Copy every line of the listing that holds the string "δημιουργεῖ".
━━━━━━━━━━
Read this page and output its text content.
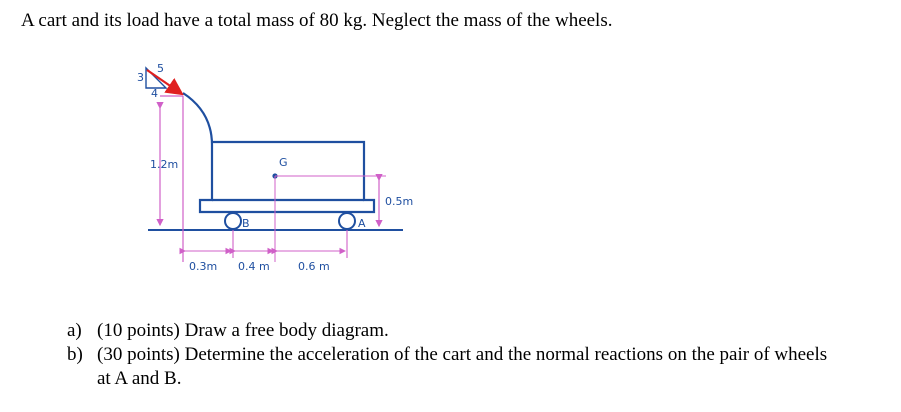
A cart and its load have a total mass of 80 kg. Neglect the mass of the wheels.
B	A
5
3
4
1.2m	G
0.5m
0.3m 0.4 m	0.6 m
a) (10 points) Draw a free body diagram.
b) (30 points) Determine the acceleration of the cart and the normal reactions on the pair of wheels
at A and B.
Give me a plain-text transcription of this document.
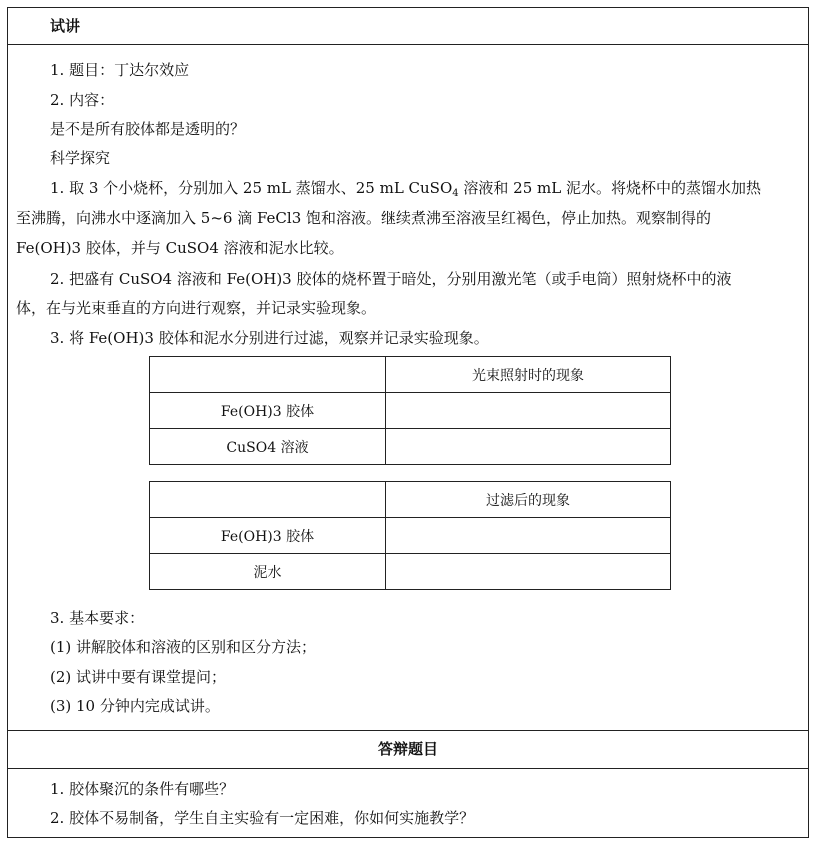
试讲
1. 题目：丁达尔效应
2. 内容：
是不是所有胶体都是透明的？
科学探究
1. 取 3 个小烧杯，分别加入 25 mL 蒸馏水、25 mL CuSO$_4$ 溶液和 25 mL 泥水。将烧杯中的蒸馏水加热
至沸腾，向沸水中逐滴加入 5~6 滴 FeCl3 饱和溶液。继续煮沸至溶液呈红褐色，停止加热。观察制得的
Fe(OH)3 胶体，并与 CuSO4 溶液和泥水比较。
2. 把盛有 CuSO4 溶液和 Fe(OH)3 胶体的烧杯置于暗处，分别用激光笔（或手电筒）照射烧杯中的液
体，在与光束垂直的方向进行观察，并记录实验现象。
3. 将 Fe(OH)3 胶体和泥水分别进行过滤，观察并记录实验现象。
	光束照射时的现象
Fe(OH)3 胶体	
CuSO4 溶液	
	过滤后的现象
Fe(OH)3 胶体	
泥水	
3. 基本要求：
(1) 讲解胶体和溶液的区别和区分方法；
(2) 试讲中要有课堂提问；
(3) 10 分钟内完成试讲。
答辩题目
1. 胶体聚沉的条件有哪些？
2. 胶体不易制备，学生自主实验有一定困难，你如何实施教学？
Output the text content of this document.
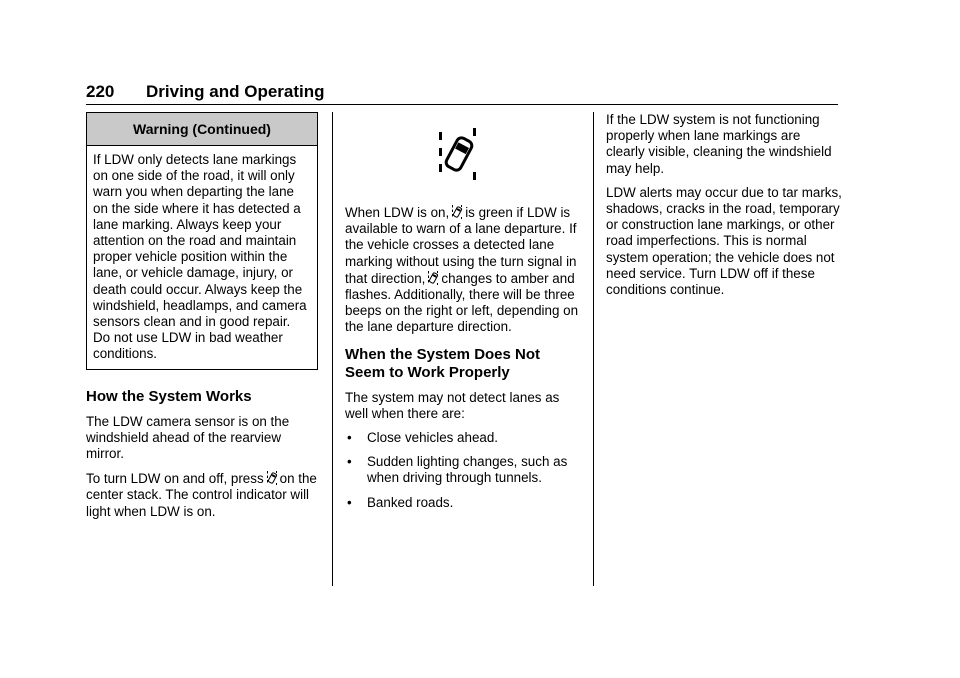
220 Driving and Operating
Warning (Continued)
If LDW only detects lane markings on one side of the road, it will only warn you when departing the lane on the side where it has detected a lane marking. Always keep your attention on the road and maintain proper vehicle position within the lane, or vehicle damage, injury, or death could occur. Always keep the windshield, headlamps, and camera sensors clean and in good repair. Do not use LDW in bad weather conditions.
How the System Works

The LDW camera sensor is on the windshield ahead of the rearview mirror.

To turn LDW on and off, press on the center stack. The control indicator will light when LDW is on.

When LDW is on, is green if LDW is available to warn of a lane departure. If the vehicle crosses a detected lane marking without using the turn signal in that direction, changes to amber and flashes. Additionally, there will be three beeps on the right or left, depending on the lane departure direction.

When the System Does Not Seem to Work Properly

The system may not detect lanes as well when there are:

• Close vehicles ahead.
• Sudden lighting changes, such as when driving through tunnels.
• Banked roads.

If the LDW system is not functioning properly when lane markings are clearly visible, cleaning the windshield may help.

LDW alerts may occur due to tar marks, shadows, cracks in the road, temporary or construction lane markings, or other road imperfections. This is normal system operation; the vehicle does not need service. Turn LDW off if these conditions continue.
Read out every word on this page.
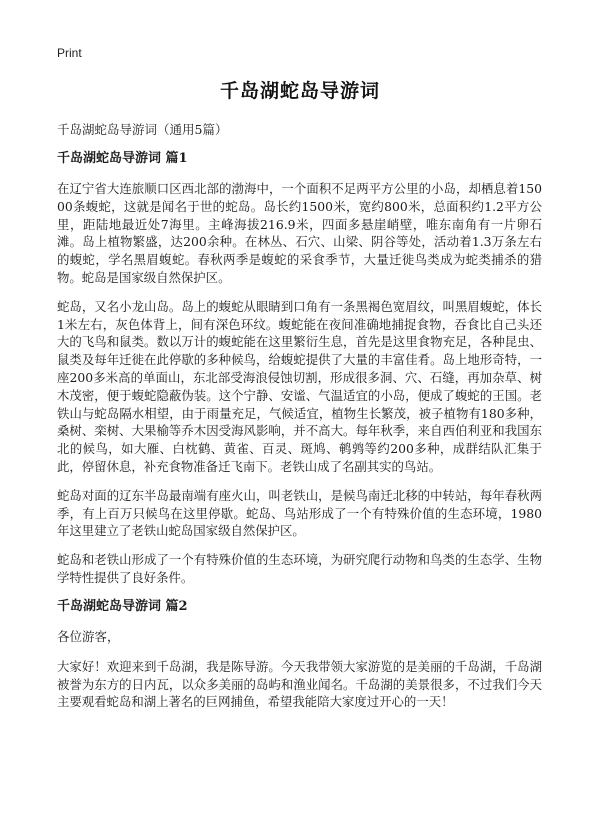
Print
千岛湖蛇岛导游词
千岛湖蛇岛导游词（通用5篇）
千岛湖蛇岛导游词 篇1

在辽宁省大连旅顺口区西北部的渤海中，一个面积不足两平方公里的小岛，却栖息着15000条蝮蛇，这就是闻名于世的蛇岛。岛长约1500米，宽约800米，总面积约1.2平方公里，距陆地最近处7海里。主峰海拔216.9米，四面多悬崖峭壁，唯东南角有一片卵石滩。岛上植物繁盛，达200余种。在林丛、石穴、山梁、阴谷等处，活动着1.3万条左右的蝮蛇，学名黑眉蝮蛇。春秋两季是蝮蛇的采食季节，大量迁徙鸟类成为蛇类捕杀的猎物。蛇岛是国家级自然保护区。

蛇岛，又名小龙山岛。岛上的蝮蛇从眼睛到口角有一条黑褐色宽眉纹，叫黑眉蝮蛇，体长1米左右，灰色体背上，间有深色环纹。蝮蛇能在夜间准确地捕捉食物，吞食比自己头还大的飞鸟和鼠类。数以万计的蝮蛇能在这里繁衍生息，首先是这里食物充足，各种昆虫、鼠类及每年迁徙在此停歇的多种候鸟，给蝮蛇提供了大量的丰富佳肴。岛上地形奇特，一座200多米高的单面山，东北部受海浪侵蚀切割，形成很多洞、穴、石缝，再加杂草、树木茂密，便于蝮蛇隐蔽伪装。这个宁静、安谧、气温适宜的小岛，便成了蝮蛇的王国。老铁山与蛇岛隔水相望，由于雨量充足，气候适宜，植物生长繁茂，被子植物有180多种，桑树、栾树、大果榆等乔木因受海风影响，并不高大。每年秋季，来自西伯利亚和我国东北的候鸟，如大雁、白枕鹤、黄雀、百灵、斑鸠、鹌鹑等约200多种，成群结队汇集于此，停留休息，补充食物准备迁飞南下。老铁山成了名副其实的鸟站。

蛇岛对面的辽东半岛最南端有座火山，叫老铁山，是候鸟南迁北移的中转站，每年春秋两季，有上百万只候鸟在这里停歇。蛇岛、鸟站形成了一个有特殊价值的生态环境，1980年这里建立了老铁山蛇岛国家级自然保护区。

蛇岛和老铁山形成了一个有特殊价值的生态环境，为研究爬行动物和鸟类的生态学、生物学特性提供了良好条件。

千岛湖蛇岛导游词 篇2

各位游客，

大家好！欢迎来到千岛湖，我是陈导游。今天我带领大家游览的是美丽的千岛湖，千岛湖被誉为东方的日内瓦，以众多美丽的岛屿和渔业闻名。千岛湖的美景很多，不过我们今天主要观看蛇岛和湖上著名的巨网捕鱼，希望我能陪大家度过开心的一天！
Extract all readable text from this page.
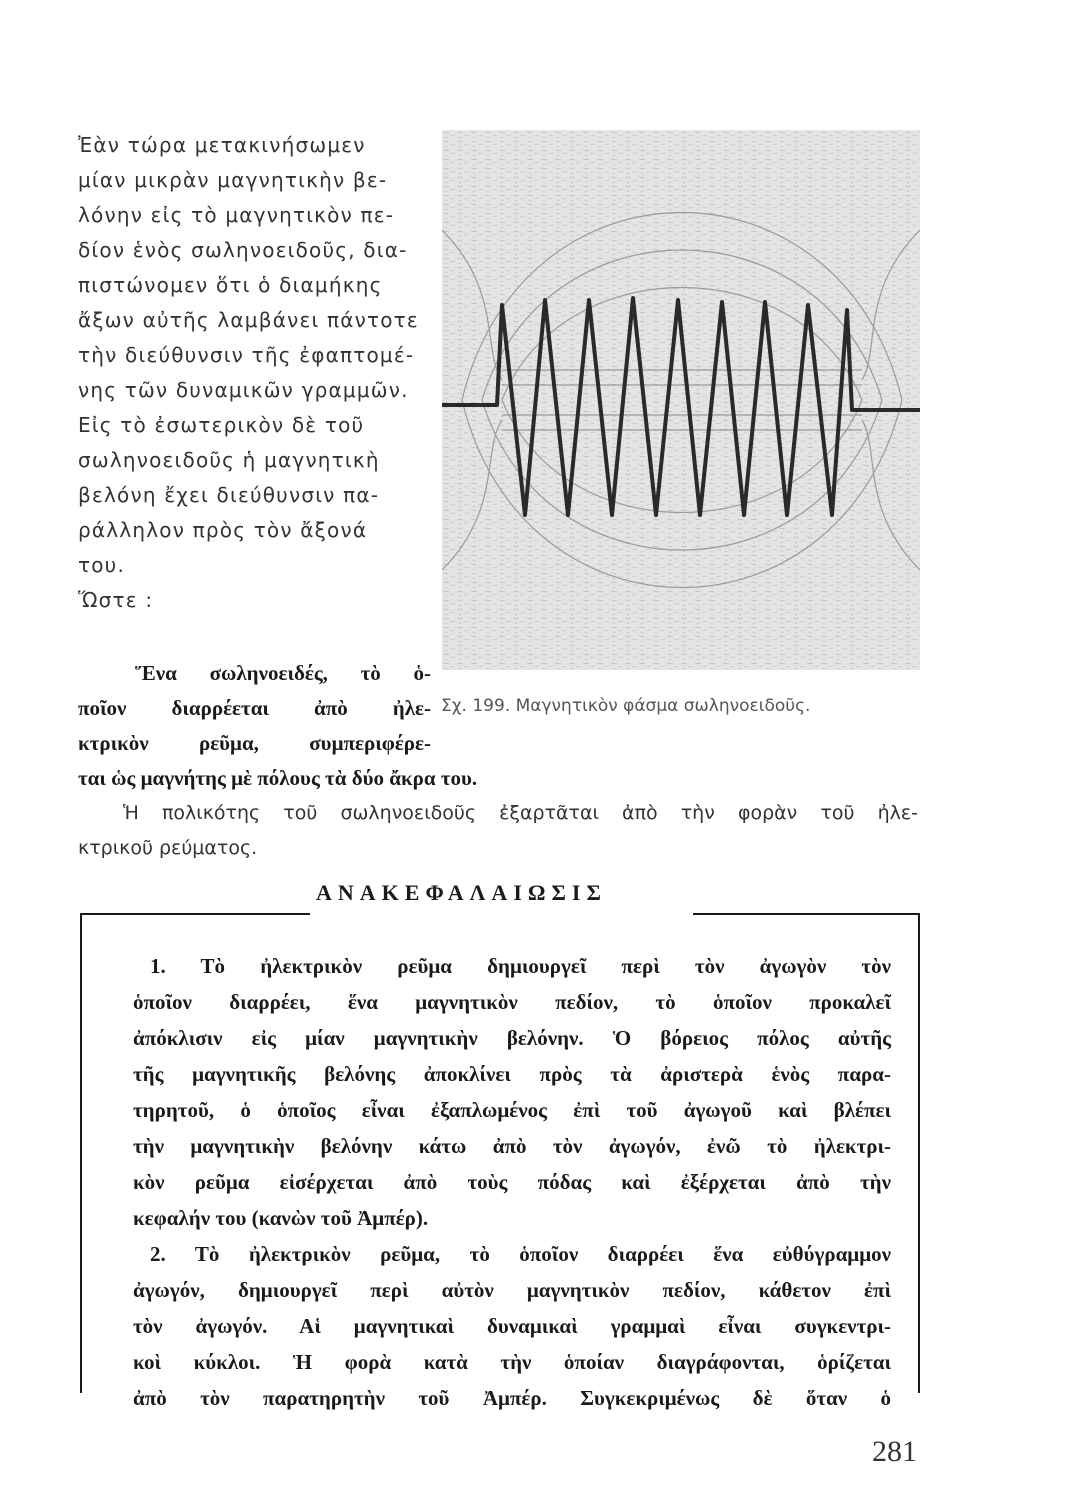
Ἐὰν τώρα μετακινήσωμεν
μίαν μικρὰν μαγνητικὴν βε-
λόνην εἰς τὸ μαγνητικὸν πε-
δίον ἑνὸς σωληνοειδοῦς, δια-
πιστώνομεν ὅτι ὁ διαμήκης
ἄξων αὐτῆς λαμβάνει πάντοτε
τὴν διεύθυνσιν τῆς ἐφαπτομέ-
νης τῶν δυναμικῶν γραμμῶν.
Εἰς τὸ ἐσωτερικὸν δὲ τοῦ
σωληνοειδοῦς ἡ μαγνητικὴ
βελόνη ἔχει διεύθυνσιν πα-
ράλληλον πρὸς τὸν ἄξονά
του.
Ὥστε :
Σχ. 199. Μαγνητικὸν φάσμα σωληνοειδοῦς.
Ἕνα σωληνοειδές, τὸ ὁ-
ποῖον διαρρέεται ἀπὸ ἠλε-
κτρικὸν ρεῦμα, συμπεριφέρε-
ται ὡς μαγνήτης μὲ πόλους τὰ δύο ἄκρα του.
Ἡ πολικότης τοῦ σωληνοειδοῦς ἐξαρτᾶται ἀπὸ τὴν φορὰν τοῦ ἠλε-
κτρικοῦ ρεύματος.
ΑΝΑΚΕΦΑΛΑΙΩΣΙΣ
1. Τὸ ἠλεκτρικὸν ρεῦμα δημιουργεῖ περὶ τὸν ἀγωγὸν τὸν
ὁποῖον διαρρέει, ἕνα μαγνητικὸν πεδίον, τὸ ὁποῖον προκαλεῖ
ἀπόκλισιν εἰς μίαν μαγνητικὴν βελόνην. Ὁ βόρειος πόλος αὐτῆς
τῆς μαγνητικῆς βελόνης ἀποκλίνει πρὸς τὰ ἀριστερὰ ἑνὸς παρα-
τηρητοῦ, ὁ ὁποῖος εἶναι ἐξαπλωμένος ἐπὶ τοῦ ἀγωγοῦ καὶ βλέπει
τὴν μαγνητικὴν βελόνην κάτω ἀπὸ τὸν ἀγωγόν, ἐνῶ τὸ ἠλεκτρι-
κὸν ρεῦμα εἰσέρχεται ἀπὸ τοὺς πόδας καὶ ἐξέρχεται ἀπὸ τὴν
κεφαλήν του (κανὼν τοῦ Ἀμπέρ).
2. Τὸ ἠλεκτρικὸν ρεῦμα, τὸ ὁποῖον διαρρέει ἕνα εὐθύγραμμον
ἀγωγόν, δημιουργεῖ περὶ αὐτὸν μαγνητικὸν πεδίον, κάθετον ἐπὶ
τὸν ἀγωγόν. Αἱ μαγνητικαὶ δυναμικαὶ γραμμαὶ εἶναι συγκεντρι-
κοὶ κύκλοι. Ἡ φορὰ κατὰ τὴν ὁποίαν διαγράφονται, ὁρίζεται
ἀπὸ τὸν παρατηρητὴν τοῦ Ἀμπέρ. Συγκεκριμένως δὲ ὅταν ὁ
281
━━━━━━━━━━
Solution to this problem:
1. Τὸ ἠλεκτρικὸν ρεῦμα δημιουργεῖ περὶ τὸν ἀγωγὸν τὸν
ἀγωγόν, δημιουργεῖ περὶ αὐτὸν μαγνητικὸν πεδίον, κάθετον ἐπὶ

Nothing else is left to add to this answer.